Requirements:
Output every line of the listing from its first line through the line containing "abstract-body — [118, 200, 794, 1157]", both ends included, reproducing each line verbatim.

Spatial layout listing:
+ + + + + + +

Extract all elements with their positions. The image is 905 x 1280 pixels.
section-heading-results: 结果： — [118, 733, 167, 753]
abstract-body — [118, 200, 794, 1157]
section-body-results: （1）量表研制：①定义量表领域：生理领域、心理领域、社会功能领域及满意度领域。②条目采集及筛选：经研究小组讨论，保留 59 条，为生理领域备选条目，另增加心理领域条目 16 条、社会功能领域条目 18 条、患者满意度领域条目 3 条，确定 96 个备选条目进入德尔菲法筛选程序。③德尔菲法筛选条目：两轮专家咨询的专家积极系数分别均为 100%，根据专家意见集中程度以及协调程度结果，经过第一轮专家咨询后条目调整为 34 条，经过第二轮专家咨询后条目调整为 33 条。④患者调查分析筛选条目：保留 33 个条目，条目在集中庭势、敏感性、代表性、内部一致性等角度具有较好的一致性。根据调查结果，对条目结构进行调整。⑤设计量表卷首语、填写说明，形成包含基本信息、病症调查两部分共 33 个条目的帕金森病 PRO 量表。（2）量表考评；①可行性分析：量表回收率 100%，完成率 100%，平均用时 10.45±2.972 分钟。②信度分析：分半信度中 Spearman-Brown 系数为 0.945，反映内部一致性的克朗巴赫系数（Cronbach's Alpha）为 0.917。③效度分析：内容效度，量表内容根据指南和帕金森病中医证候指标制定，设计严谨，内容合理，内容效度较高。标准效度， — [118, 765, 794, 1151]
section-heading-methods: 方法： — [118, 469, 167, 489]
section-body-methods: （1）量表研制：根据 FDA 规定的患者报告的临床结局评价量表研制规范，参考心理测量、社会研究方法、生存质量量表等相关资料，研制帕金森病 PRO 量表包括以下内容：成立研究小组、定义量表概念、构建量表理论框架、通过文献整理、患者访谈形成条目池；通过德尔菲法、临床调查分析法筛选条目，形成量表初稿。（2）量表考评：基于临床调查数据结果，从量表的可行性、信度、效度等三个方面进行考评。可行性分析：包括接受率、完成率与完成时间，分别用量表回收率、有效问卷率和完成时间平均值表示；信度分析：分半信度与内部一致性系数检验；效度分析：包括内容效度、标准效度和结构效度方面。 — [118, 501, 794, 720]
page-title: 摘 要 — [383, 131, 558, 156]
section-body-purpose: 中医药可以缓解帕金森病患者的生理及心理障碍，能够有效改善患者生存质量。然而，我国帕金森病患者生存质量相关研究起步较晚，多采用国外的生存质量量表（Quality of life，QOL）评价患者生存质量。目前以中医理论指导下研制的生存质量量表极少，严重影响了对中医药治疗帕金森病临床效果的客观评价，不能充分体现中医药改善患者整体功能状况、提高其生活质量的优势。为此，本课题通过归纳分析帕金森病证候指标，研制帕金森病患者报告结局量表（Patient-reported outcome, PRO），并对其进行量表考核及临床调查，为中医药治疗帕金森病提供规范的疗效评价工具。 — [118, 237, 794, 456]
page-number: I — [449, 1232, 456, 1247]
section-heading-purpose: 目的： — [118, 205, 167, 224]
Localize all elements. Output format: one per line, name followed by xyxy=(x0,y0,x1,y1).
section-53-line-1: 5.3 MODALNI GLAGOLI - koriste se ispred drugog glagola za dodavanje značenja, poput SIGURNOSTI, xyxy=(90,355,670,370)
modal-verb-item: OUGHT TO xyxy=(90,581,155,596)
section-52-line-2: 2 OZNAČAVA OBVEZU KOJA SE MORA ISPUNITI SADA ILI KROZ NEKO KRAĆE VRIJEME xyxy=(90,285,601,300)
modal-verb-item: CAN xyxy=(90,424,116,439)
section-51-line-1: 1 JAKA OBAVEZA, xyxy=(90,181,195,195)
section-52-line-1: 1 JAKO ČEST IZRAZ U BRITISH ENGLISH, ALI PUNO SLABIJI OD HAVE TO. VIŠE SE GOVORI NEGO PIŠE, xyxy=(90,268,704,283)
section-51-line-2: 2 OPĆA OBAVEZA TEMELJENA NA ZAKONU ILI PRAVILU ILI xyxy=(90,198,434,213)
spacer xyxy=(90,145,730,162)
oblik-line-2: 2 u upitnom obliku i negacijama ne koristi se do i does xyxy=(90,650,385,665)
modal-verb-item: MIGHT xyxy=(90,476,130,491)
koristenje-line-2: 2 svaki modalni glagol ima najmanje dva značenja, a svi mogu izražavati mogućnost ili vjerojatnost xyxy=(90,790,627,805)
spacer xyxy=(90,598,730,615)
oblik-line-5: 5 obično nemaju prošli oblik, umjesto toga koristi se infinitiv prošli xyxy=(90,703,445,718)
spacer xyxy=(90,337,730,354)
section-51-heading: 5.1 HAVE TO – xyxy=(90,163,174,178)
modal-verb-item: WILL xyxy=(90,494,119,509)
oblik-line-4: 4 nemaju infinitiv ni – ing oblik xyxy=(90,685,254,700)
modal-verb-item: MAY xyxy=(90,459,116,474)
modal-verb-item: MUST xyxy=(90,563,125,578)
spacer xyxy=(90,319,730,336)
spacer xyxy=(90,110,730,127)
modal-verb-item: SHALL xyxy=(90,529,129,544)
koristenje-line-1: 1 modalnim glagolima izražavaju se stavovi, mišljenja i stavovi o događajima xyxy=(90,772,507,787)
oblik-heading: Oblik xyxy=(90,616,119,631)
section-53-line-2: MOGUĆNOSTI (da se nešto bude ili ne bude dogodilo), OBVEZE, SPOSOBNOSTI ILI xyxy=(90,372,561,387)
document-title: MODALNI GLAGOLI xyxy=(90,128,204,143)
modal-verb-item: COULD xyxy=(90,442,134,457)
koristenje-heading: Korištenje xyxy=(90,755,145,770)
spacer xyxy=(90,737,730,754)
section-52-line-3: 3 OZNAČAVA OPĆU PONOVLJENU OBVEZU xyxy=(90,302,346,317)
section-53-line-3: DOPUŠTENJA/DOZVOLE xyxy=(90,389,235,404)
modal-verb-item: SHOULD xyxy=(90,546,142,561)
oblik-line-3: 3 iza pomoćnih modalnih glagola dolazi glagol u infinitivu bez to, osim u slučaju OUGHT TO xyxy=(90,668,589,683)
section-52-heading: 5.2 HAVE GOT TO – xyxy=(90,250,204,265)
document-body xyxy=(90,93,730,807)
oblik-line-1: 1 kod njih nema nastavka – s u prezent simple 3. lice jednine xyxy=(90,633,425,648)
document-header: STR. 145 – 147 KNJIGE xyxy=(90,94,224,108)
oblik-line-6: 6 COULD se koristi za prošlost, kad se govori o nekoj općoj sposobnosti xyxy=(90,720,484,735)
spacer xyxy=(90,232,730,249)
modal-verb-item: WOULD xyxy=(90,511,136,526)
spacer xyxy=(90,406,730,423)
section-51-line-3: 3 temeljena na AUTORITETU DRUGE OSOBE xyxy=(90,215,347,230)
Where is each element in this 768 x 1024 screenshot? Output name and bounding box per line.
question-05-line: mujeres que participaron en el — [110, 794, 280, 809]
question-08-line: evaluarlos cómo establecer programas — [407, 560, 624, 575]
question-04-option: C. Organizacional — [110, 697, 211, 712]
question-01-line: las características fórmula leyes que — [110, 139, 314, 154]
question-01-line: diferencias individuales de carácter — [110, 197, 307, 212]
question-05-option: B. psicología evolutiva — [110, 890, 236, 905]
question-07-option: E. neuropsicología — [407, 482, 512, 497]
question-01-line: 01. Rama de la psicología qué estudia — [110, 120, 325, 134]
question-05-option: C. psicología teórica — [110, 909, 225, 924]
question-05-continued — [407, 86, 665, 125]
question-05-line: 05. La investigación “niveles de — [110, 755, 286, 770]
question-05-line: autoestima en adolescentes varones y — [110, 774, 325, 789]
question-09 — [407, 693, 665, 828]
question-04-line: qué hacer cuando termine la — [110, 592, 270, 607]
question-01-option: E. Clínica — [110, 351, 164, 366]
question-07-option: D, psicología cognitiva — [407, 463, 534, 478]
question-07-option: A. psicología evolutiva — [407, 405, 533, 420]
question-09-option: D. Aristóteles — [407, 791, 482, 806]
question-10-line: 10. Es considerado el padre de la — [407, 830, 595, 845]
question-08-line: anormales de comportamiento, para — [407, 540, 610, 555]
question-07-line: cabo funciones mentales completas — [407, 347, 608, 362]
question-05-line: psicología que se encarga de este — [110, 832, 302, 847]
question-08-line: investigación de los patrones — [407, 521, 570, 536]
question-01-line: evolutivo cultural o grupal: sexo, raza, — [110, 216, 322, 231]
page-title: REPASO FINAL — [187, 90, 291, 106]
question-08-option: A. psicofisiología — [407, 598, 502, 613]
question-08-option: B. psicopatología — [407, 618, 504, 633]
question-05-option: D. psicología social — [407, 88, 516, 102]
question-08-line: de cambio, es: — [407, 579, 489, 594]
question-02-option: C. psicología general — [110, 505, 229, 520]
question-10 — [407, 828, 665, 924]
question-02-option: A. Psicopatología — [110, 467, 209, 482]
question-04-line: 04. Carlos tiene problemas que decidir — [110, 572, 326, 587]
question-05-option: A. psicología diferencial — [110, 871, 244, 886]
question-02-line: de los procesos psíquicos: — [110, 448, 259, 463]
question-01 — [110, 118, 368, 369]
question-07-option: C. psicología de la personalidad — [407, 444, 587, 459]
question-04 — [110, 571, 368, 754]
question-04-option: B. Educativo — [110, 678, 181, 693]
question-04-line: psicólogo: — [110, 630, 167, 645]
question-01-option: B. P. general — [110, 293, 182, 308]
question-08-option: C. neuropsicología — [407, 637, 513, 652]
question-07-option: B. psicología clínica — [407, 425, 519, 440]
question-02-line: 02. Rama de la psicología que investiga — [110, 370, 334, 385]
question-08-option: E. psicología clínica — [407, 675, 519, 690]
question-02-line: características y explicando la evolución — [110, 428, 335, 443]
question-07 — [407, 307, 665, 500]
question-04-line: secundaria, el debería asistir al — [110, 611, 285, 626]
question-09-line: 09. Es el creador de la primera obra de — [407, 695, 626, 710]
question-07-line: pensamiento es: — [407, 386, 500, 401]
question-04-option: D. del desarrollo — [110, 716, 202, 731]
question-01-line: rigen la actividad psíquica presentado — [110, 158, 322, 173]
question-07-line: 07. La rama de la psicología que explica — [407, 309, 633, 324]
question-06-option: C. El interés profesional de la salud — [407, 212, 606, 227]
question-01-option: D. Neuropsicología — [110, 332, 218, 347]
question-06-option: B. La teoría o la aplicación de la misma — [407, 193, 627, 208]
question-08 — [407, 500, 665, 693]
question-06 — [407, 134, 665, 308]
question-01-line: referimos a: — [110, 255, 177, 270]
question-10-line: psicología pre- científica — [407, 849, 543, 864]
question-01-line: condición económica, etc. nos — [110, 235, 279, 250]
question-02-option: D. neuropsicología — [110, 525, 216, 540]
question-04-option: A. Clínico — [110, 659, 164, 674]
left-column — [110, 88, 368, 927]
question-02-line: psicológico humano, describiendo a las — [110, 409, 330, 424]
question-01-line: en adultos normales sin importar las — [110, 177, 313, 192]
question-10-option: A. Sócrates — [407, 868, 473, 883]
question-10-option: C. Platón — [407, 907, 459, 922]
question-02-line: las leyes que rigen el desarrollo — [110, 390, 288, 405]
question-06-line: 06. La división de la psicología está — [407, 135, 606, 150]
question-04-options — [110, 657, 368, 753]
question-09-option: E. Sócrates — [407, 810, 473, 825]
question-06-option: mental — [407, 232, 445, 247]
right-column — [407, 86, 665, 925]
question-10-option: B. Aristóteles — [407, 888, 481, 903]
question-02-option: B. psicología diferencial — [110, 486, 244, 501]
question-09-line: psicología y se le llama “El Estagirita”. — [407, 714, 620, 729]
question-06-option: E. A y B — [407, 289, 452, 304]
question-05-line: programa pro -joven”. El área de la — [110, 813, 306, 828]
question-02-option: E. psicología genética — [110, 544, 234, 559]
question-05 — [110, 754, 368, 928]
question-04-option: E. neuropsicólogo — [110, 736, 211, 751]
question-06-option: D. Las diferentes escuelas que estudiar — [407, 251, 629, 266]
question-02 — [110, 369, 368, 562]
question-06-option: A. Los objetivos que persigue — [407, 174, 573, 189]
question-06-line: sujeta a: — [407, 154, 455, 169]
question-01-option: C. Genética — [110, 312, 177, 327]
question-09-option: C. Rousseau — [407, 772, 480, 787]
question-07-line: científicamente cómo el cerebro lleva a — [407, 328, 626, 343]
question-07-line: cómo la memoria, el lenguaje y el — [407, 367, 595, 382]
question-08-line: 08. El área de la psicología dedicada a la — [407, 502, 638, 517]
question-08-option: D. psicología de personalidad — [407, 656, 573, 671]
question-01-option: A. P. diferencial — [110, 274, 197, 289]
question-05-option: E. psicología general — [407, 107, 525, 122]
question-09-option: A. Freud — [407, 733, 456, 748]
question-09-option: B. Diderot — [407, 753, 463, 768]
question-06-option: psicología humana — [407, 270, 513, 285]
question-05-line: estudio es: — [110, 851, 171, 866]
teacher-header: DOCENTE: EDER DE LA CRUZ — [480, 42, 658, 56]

+ + + + + + +

Full response:
Extract all elements with their positions. The image is 905 x 1280 pixels.
section-heading-results: 结果： — [118, 733, 167, 753]
abstract-body — [118, 200, 794, 1157]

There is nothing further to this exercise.